■ Figure record listings ■
____
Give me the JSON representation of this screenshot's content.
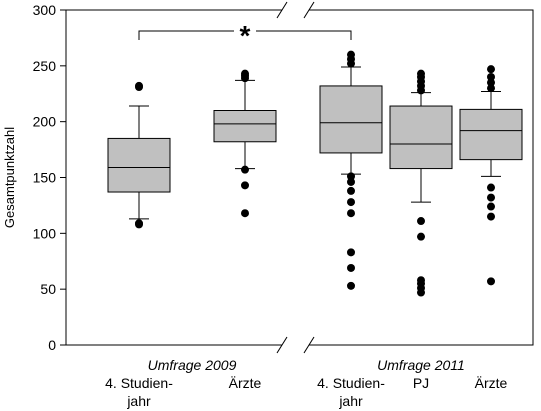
{
  "chart_data": {
    "type": "box",
    "ylabel": "Gesamtpunktzahl",
    "xlabel": "",
    "ylim": [
      0,
      300
    ],
    "yticks": [
      0,
      50,
      100,
      150,
      200,
      250,
      300
    ],
    "grid": false,
    "axis_break": "between-surveys",
    "surveys": [
      {
        "name": "Umfrage 2009",
        "groups": [
          0,
          1
        ]
      },
      {
        "name": "Umfrage 2011",
        "groups": [
          2,
          3,
          4
        ]
      }
    ],
    "groups": [
      {
        "label_lines": [
          "4. Studien-",
          "jahr"
        ],
        "survey": "Umfrage 2009",
        "whisker_low": 113,
        "q1": 137,
        "median": 159,
        "q3": 185,
        "whisker_high": 214,
        "outliers": [
          108,
          109,
          231,
          232
        ]
      },
      {
        "label_lines": [
          "Ärzte"
        ],
        "survey": "Umfrage 2009",
        "whisker_low": 158,
        "q1": 182,
        "median": 198,
        "q3": 210,
        "whisker_high": 237,
        "outliers": [
          118,
          143,
          157,
          239,
          241,
          243
        ]
      },
      {
        "label_lines": [
          "4. Studien-",
          "jahr"
        ],
        "survey": "Umfrage 2011",
        "whisker_low": 153,
        "q1": 172,
        "median": 199,
        "q3": 232,
        "whisker_high": 249,
        "outliers": [
          53,
          69,
          83,
          118,
          128,
          138,
          146,
          151,
          252,
          256,
          260
        ]
      },
      {
        "label_lines": [
          "PJ"
        ],
        "survey": "Umfrage 2011",
        "whisker_low": 128,
        "q1": 158,
        "median": 180,
        "q3": 214,
        "whisker_high": 226,
        "outliers": [
          47,
          51,
          55,
          58,
          97,
          111,
          228,
          232,
          236,
          240,
          243
        ]
      },
      {
        "label_lines": [
          "Ärzte"
        ],
        "survey": "Umfrage 2011",
        "whisker_low": 151,
        "q1": 166,
        "median": 192,
        "q3": 211,
        "whisker_high": 227,
        "outliers": [
          57,
          115,
          124,
          132,
          141,
          230,
          235,
          240,
          247
        ]
      }
    ],
    "significance": {
      "symbol": "*",
      "from_group": 0,
      "to_group": 2
    },
    "colors": {
      "box_fill": "#c0c0c0",
      "line": "#000000",
      "outlier": "#000000"
    }
  }
}
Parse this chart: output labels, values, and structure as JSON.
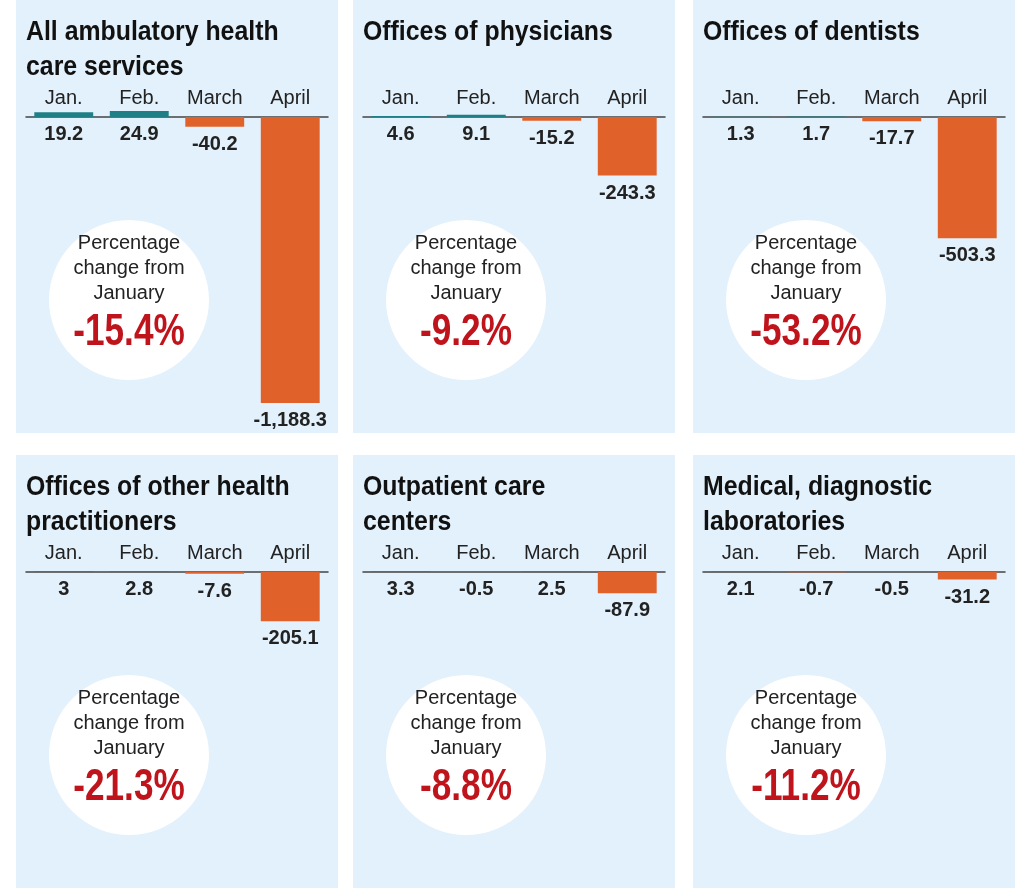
{
  "chart_data": [
    {
      "type": "bar",
      "title": "All ambulatory health care services",
      "categories": [
        "Jan.",
        "Feb.",
        "March",
        "April"
      ],
      "values": [
        19.2,
        24.9,
        -40.2,
        -1188.3
      ],
      "colors": [
        "#1f7f86",
        "#1f7f86",
        "#e0622a",
        "#e0622a"
      ],
      "value_labels": [
        "19.2",
        "24.9",
        "-40.2",
        "-1,188.3"
      ],
      "annotations": [
        "Percentage change from January",
        "-15.4%"
      ]
    },
    {
      "type": "bar",
      "title": "Offices of physicians",
      "categories": [
        "Jan.",
        "Feb.",
        "March",
        "April"
      ],
      "values": [
        4.6,
        9.1,
        -15.2,
        -243.3
      ],
      "colors": [
        "#1f7f86",
        "#1f7f86",
        "#e0622a",
        "#e0622a"
      ],
      "data_labels": true,
      "annotations": [
        "Percentage change from January",
        "-9.2%"
      ]
    },
    {
      "type": "bar",
      "title": "Offices of dentists",
      "categories": [
        "Jan.",
        "Feb.",
        "March",
        "April"
      ],
      "values": [
        1.3,
        1.7,
        -17.7,
        -503.3
      ],
      "colors": [
        "#1f7f86",
        "#1f7f86",
        "#e0622a",
        "#e0622a"
      ],
      "data_labels": true,
      "annotations": [
        "Percentage change from January",
        "-53.2%"
      ]
    },
    {
      "type": "bar",
      "title": "Offices of other health practitioners",
      "categories": [
        "Jan.",
        "Feb.",
        "March",
        "April"
      ],
      "values": [
        3,
        2.8,
        -7.6,
        -205.1
      ],
      "colors": [
        "#1f7f86",
        "#1f7f86",
        "#e0622a",
        "#e0622a"
      ],
      "data_labels": true,
      "annotations": [
        "Percentage change from January",
        "-21.3%"
      ]
    },
    {
      "type": "bar",
      "title": "Outpatient care centers",
      "categories": [
        "Jan.",
        "Feb.",
        "March",
        "April"
      ],
      "values": [
        3.3,
        -0.5,
        2.5,
        -87.9
      ],
      "colors": [
        "#1f7f86",
        "#e0622a",
        "#1f7f86",
        "#e0622a"
      ],
      "data_labels": true,
      "annotations": [
        "Percentage change from January",
        "-8.8%"
      ]
    },
    {
      "type": "bar",
      "title": "Medical, diagnostic laboratories",
      "categories": [
        "Jan.",
        "Feb.",
        "March",
        "April"
      ],
      "values": [
        2.1,
        -0.7,
        -0.5,
        -31.2
      ],
      "colors": [
        "#1f7f86",
        "#e0622a",
        "#e0622a",
        "#e0622a"
      ],
      "data_labels": true,
      "annotations": [
        "Percentage change from January",
        "-11.2%"
      ]
    }
  ]
}
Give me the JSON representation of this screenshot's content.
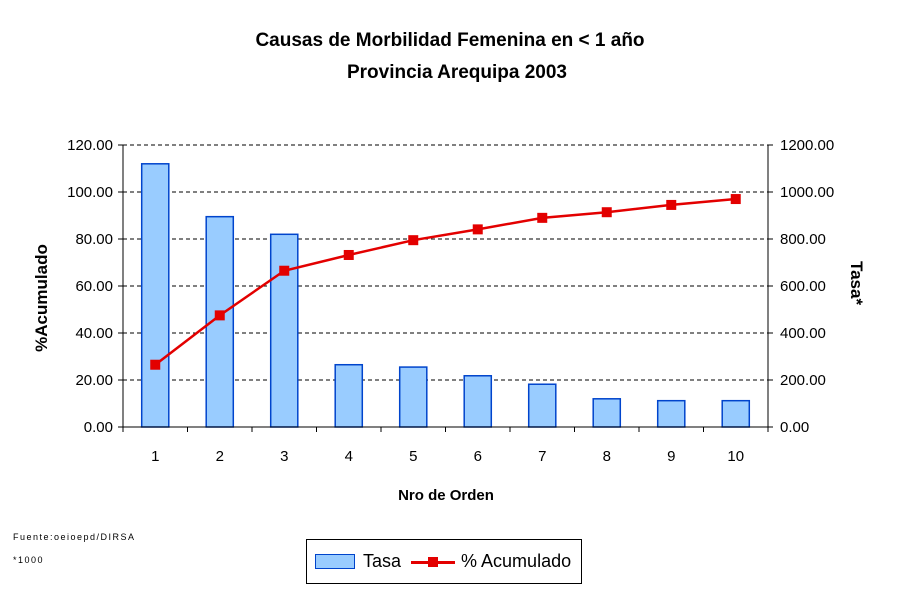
____
■ Exercise brief ■
Transcribe every entry word for word, but omit the pictures.

■ Worked answer ■
Give me the JSON representation of this screenshot's content.
{
  "chart_data": {
    "type": "box",
    "ylabel": "Gesamtpunktzahl",
    "xlabel": "",
    "ylim": [
      0,
      300
    ],
    "yticks": [
      0,
      50,
      100,
      150,
      200,
      250,
      300
    ],
    "grid": false,
    "axis_break": "between-surveys",
    "surveys": [
      {
        "name": "Umfrage 2009",
        "groups": [
          0,
          1
        ]
      },
      {
        "name": "Umfrage 2011",
        "groups": [
          2,
          3,
          4
        ]
      }
    ],
    "groups": [
      {
        "label_lines": [
          "4. Studien-",
          "jahr"
        ],
        "survey": "Umfrage 2009",
        "whisker_low": 113,
        "q1": 137,
        "median": 159,
        "q3": 185,
        "whisker_high": 214,
        "outliers": [
          108,
          109,
          231,
          232
        ]
      },
      {
        "label_lines": [
          "Ärzte"
        ],
        "survey": "Umfrage 2009",
        "whisker_low": 158,
        "q1": 182,
        "median": 198,
        "q3": 210,
        "whisker_high": 237,
        "outliers": [
          118,
          143,
          157,
          239,
          241,
          243
        ]
      },
      {
        "label_lines": [
          "4. Studien-",
          "jahr"
        ],
        "survey": "Umfrage 2011",
        "whisker_low": 153,
        "q1": 172,
        "median": 199,
        "q3": 232,
        "whisker_high": 249,
        "outliers": [
          53,
          69,
          83,
          118,
          128,
          138,
          146,
          151,
          252,
          256,
          260
        ]
      },
      {
        "label_lines": [
          "PJ"
        ],
        "survey": "Umfrage 2011",
        "whisker_low": 128,
        "q1": 158,
        "median": 180,
        "q3": 214,
        "whisker_high": 226,
        "outliers": [
          47,
          51,
          55,
          58,
          97,
          111,
          228,
          232,
          236,
          240,
          243
        ]
      },
      {
        "label_lines": [
          "Ärzte"
        ],
        "survey": "Umfrage 2011",
        "whisker_low": 151,
        "q1": 166,
        "median": 192,
        "q3": 211,
        "whisker_high": 227,
        "outliers": [
          57,
          115,
          124,
          132,
          141,
          230,
          235,
          240,
          247
        ]
      }
    ],
    "significance": {
      "symbol": "*",
      "from_group": 0,
      "to_group": 2
    },
    "colors": {
      "box_fill": "#c0c0c0",
      "line": "#000000",
      "outlier": "#000000"
    }
  }
}
Parse this chart: output labels, values, and structure as JSON.
{
  "chart_data": [
    {
      "type": "bar",
      "title": "All ambulatory health care services",
      "categories": [
        "Jan.",
        "Feb.",
        "March",
        "April"
      ],
      "values": [
        19.2,
        24.9,
        -40.2,
        -1188.3
      ],
      "colors": [
        "#1f7f86",
        "#1f7f86",
        "#e0622a",
        "#e0622a"
      ],
      "value_labels": [
        "19.2",
        "24.9",
        "-40.2",
        "-1,188.3"
      ],
      "annotations": [
        "Percentage change from January",
        "-15.4%"
      ]
    },
    {
      "type": "bar",
      "title": "Offices of physicians",
      "categories": [
        "Jan.",
        "Feb.",
        "March",
        "April"
      ],
      "values": [
        4.6,
        9.1,
        -15.2,
        -243.3
      ],
      "colors": [
        "#1f7f86",
        "#1f7f86",
        "#e0622a",
        "#e0622a"
      ],
      "data_labels": true,
      "annotations": [
        "Percentage change from January",
        "-9.2%"
      ]
    },
    {
      "type": "bar",
      "title": "Offices of dentists",
      "categories": [
        "Jan.",
        "Feb.",
        "March",
        "April"
      ],
      "values": [
        1.3,
        1.7,
        -17.7,
        -503.3
      ],
      "colors": [
        "#1f7f86",
        "#1f7f86",
        "#e0622a",
        "#e0622a"
      ],
      "data_labels": true,
      "annotations": [
        "Percentage change from January",
        "-53.2%"
      ]
    },
    {
      "type": "bar",
      "title": "Offices of other health practitioners",
      "categories": [
        "Jan.",
        "Feb.",
        "March",
        "April"
      ],
      "values": [
        3,
        2.8,
        -7.6,
        -205.1
      ],
      "colors": [
        "#1f7f86",
        "#1f7f86",
        "#e0622a",
        "#e0622a"
      ],
      "data_labels": true,
      "annotations": [
        "Percentage change from January",
        "-21.3%"
      ]
    },
    {
      "type": "bar",
      "title": "Outpatient care centers",
      "categories": [
        "Jan.",
        "Feb.",
        "March",
        "April"
      ],
      "values": [
        3.3,
        -0.5,
        2.5,
        -87.9
      ],
      "colors": [
        "#1f7f86",
        "#e0622a",
        "#1f7f86",
        "#e0622a"
      ],
      "data_labels": true,
      "annotations": [
        "Percentage change from January",
        "-8.8%"
      ]
    },
    {
      "type": "bar",
      "title": "Medical, diagnostic laboratories",
      "categories": [
        "Jan.",
        "Feb.",
        "March",
        "April"
      ],
      "values": [
        2.1,
        -0.7,
        -0.5,
        -31.2
      ],
      "colors": [
        "#1f7f86",
        "#e0622a",
        "#e0622a",
        "#e0622a"
      ],
      "data_labels": true,
      "annotations": [
        "Percentage change from January",
        "-11.2%"
      ]
    }
  ]
}
Give me the JSON representation of this screenshot's content.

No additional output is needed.